-- begin Data --
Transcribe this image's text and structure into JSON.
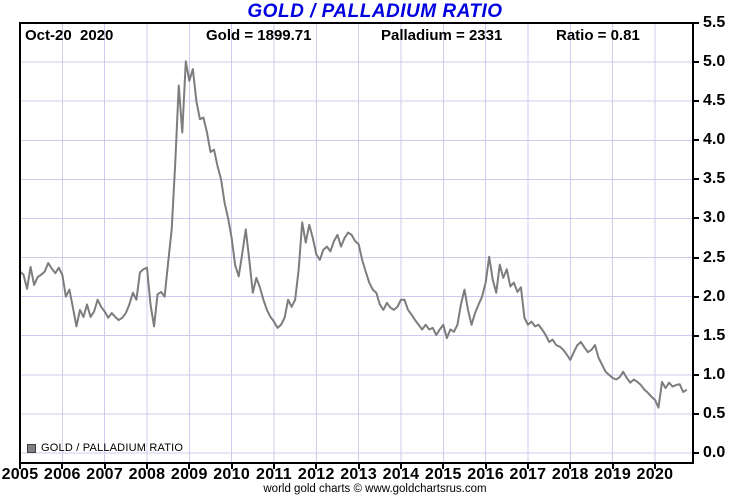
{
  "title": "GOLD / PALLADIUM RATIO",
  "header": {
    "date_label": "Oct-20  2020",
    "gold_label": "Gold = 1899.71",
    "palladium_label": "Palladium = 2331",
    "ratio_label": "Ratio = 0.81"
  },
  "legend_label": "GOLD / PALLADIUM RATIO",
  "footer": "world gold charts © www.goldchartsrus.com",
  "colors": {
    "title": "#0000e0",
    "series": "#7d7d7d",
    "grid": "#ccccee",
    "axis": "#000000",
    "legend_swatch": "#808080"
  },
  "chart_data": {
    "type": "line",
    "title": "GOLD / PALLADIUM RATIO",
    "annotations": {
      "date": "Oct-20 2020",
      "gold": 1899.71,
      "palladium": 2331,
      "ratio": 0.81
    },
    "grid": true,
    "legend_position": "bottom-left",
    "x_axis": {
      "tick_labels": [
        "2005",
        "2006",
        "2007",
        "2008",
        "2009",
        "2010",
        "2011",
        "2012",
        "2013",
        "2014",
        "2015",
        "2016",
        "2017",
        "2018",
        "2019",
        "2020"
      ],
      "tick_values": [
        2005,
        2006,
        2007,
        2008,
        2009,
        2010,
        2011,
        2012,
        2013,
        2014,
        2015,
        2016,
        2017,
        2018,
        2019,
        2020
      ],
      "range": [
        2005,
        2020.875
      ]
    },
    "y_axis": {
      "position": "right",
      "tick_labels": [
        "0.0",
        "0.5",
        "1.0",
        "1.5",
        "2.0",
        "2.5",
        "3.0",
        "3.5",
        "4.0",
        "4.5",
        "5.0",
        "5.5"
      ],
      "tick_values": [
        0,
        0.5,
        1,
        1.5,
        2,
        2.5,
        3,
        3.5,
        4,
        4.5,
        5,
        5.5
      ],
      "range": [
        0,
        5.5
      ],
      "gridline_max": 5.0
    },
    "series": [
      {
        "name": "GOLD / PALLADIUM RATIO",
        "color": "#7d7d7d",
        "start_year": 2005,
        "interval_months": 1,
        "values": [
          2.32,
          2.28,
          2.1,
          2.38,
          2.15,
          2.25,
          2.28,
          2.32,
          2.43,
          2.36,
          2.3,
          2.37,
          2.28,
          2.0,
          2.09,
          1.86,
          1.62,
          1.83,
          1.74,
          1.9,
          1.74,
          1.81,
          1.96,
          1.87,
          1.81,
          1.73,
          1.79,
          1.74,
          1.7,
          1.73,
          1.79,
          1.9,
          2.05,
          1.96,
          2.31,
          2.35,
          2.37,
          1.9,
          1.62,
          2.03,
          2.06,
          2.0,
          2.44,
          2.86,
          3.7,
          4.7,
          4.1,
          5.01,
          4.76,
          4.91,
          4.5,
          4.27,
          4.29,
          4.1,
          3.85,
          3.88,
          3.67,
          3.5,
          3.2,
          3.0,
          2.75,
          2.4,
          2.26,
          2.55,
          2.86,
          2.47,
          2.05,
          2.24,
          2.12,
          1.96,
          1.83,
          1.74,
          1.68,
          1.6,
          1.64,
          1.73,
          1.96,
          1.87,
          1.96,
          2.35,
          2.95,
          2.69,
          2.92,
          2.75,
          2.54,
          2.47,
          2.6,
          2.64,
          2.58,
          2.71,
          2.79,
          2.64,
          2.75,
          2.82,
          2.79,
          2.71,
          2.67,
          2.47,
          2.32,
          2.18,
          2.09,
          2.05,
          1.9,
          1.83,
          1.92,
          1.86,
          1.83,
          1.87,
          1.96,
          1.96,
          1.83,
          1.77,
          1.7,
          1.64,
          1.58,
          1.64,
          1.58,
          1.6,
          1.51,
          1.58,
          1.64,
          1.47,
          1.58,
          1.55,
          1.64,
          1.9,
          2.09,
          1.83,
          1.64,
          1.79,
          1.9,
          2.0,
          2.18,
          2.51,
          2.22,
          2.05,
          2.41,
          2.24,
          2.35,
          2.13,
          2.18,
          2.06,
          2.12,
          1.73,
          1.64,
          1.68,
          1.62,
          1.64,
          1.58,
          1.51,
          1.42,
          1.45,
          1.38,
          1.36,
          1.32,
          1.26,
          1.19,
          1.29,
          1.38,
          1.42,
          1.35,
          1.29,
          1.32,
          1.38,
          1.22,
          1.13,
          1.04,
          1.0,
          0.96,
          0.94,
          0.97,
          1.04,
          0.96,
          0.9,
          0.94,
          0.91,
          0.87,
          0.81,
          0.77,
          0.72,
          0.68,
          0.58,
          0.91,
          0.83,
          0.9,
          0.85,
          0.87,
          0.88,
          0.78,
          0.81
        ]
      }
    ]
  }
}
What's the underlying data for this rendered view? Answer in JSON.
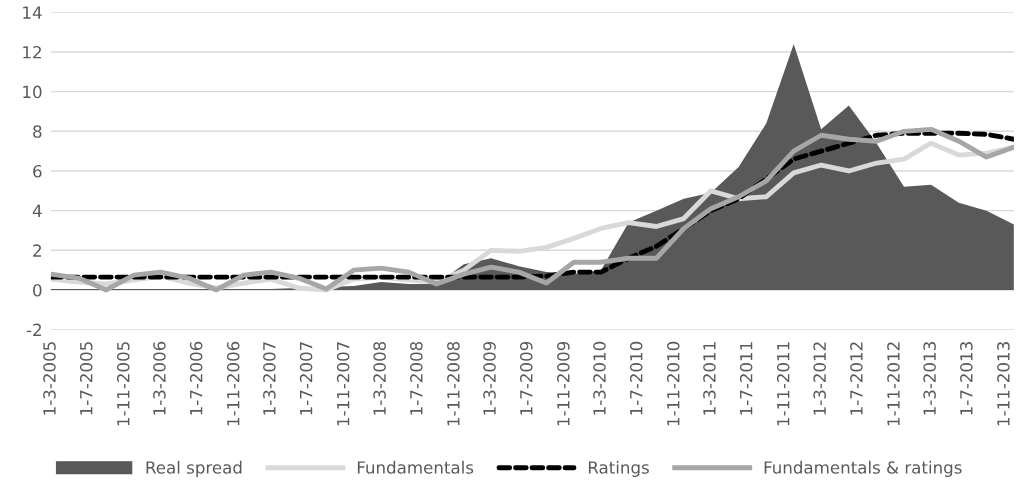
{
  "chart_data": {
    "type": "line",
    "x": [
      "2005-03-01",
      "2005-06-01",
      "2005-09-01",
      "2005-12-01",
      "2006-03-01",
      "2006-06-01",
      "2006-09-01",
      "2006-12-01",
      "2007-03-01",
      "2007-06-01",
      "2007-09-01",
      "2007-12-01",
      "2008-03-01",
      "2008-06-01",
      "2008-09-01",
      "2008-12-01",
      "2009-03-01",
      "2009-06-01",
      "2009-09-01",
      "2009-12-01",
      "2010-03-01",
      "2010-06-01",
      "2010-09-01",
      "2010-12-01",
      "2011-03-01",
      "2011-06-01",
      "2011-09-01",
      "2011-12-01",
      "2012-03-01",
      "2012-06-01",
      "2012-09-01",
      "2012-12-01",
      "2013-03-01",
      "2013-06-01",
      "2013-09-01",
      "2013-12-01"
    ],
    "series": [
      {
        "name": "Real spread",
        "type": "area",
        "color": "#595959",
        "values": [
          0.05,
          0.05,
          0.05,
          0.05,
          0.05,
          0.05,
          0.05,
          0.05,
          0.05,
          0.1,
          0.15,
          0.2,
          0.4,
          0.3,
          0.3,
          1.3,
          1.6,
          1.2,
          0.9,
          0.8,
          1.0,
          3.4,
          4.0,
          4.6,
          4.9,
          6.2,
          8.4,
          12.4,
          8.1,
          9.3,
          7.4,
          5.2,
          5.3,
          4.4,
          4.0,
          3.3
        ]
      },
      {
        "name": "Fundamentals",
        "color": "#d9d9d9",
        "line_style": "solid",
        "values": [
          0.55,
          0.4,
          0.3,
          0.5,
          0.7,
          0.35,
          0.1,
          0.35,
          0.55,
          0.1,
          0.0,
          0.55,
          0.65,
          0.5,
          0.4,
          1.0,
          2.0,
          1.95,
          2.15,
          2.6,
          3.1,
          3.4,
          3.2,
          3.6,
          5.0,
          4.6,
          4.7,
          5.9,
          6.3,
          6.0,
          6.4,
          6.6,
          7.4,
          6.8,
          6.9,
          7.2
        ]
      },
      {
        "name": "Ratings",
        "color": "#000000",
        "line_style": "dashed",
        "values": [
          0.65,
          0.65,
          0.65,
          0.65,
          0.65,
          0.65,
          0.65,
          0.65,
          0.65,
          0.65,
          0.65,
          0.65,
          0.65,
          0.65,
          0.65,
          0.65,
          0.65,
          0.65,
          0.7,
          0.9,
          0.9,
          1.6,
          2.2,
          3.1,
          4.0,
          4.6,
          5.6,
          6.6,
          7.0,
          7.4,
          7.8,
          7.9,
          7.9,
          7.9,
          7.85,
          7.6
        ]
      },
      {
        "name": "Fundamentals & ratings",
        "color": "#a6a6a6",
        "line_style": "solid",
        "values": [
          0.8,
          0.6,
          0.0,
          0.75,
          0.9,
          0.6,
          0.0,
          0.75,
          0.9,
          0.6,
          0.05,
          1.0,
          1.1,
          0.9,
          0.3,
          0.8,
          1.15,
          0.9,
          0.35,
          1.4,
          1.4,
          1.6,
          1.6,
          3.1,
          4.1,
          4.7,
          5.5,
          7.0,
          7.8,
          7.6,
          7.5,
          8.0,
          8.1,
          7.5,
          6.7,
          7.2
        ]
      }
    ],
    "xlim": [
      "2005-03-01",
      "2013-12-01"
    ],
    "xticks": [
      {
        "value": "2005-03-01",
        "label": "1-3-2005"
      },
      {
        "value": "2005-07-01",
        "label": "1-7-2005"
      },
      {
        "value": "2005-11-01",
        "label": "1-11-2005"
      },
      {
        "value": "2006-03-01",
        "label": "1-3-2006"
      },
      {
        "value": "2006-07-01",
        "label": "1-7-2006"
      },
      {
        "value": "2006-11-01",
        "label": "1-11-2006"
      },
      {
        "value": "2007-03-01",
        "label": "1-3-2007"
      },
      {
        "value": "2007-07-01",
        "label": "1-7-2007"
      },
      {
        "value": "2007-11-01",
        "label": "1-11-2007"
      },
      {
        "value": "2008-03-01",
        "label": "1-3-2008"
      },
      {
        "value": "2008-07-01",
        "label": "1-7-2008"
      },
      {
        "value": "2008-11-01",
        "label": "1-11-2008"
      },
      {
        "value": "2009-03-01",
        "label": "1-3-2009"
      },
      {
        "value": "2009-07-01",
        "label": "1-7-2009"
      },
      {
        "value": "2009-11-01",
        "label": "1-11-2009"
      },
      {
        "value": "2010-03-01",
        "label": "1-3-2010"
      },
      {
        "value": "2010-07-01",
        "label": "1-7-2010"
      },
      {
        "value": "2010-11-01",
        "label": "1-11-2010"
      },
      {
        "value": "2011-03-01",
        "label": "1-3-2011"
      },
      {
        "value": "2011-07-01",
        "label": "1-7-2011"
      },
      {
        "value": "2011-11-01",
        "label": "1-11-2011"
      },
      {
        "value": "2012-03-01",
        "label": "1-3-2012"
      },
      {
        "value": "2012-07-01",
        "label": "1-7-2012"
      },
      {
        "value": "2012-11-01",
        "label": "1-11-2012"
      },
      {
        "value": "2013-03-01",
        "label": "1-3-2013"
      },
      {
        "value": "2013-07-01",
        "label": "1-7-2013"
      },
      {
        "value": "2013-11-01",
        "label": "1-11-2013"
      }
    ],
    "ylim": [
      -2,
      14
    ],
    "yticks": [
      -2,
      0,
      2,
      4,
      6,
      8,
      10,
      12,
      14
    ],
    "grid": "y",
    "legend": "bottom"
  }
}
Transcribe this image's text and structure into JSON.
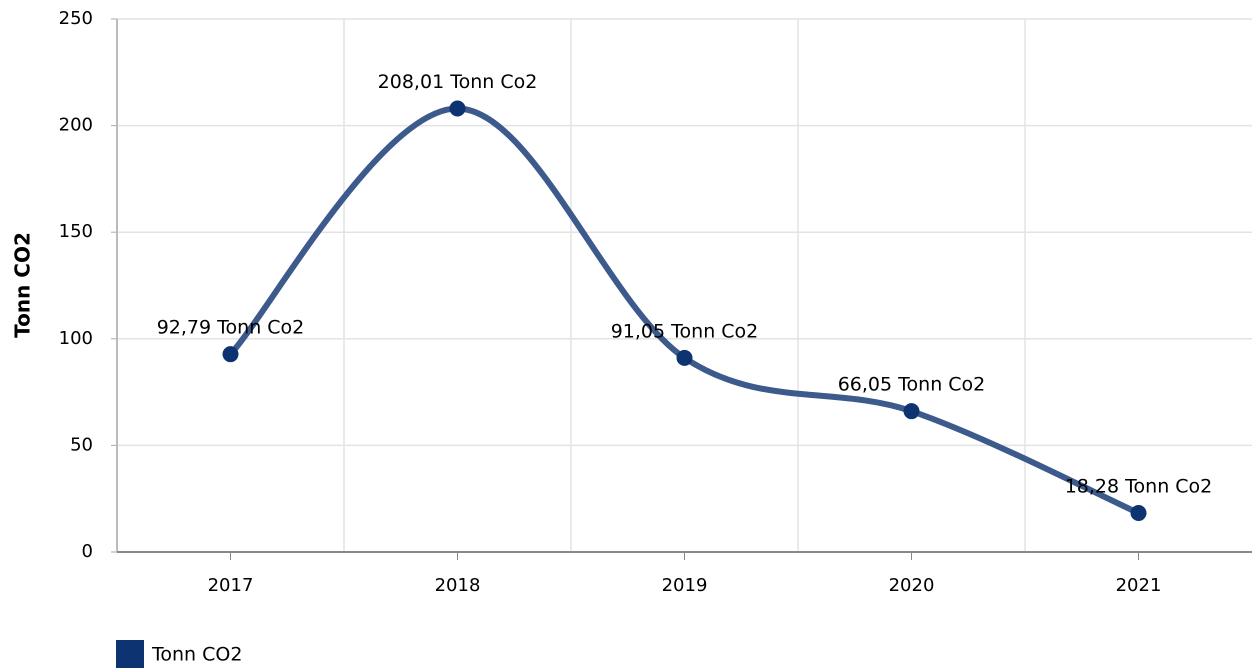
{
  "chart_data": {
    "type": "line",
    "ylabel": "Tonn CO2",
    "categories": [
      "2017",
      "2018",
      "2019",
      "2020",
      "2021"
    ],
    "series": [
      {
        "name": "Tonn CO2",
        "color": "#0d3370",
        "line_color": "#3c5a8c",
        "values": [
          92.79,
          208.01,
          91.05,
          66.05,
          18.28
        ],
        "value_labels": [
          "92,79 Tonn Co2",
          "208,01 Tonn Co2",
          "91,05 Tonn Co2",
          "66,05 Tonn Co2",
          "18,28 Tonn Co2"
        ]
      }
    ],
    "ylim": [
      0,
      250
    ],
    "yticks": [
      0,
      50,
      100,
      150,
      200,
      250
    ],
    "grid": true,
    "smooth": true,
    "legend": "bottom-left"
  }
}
-- end Data --
From the listing above, copy every line that includes the word "bottom".

    "legend_position": "bottom-left",
    "legend": "bottom"
    "legend": "bottom-left"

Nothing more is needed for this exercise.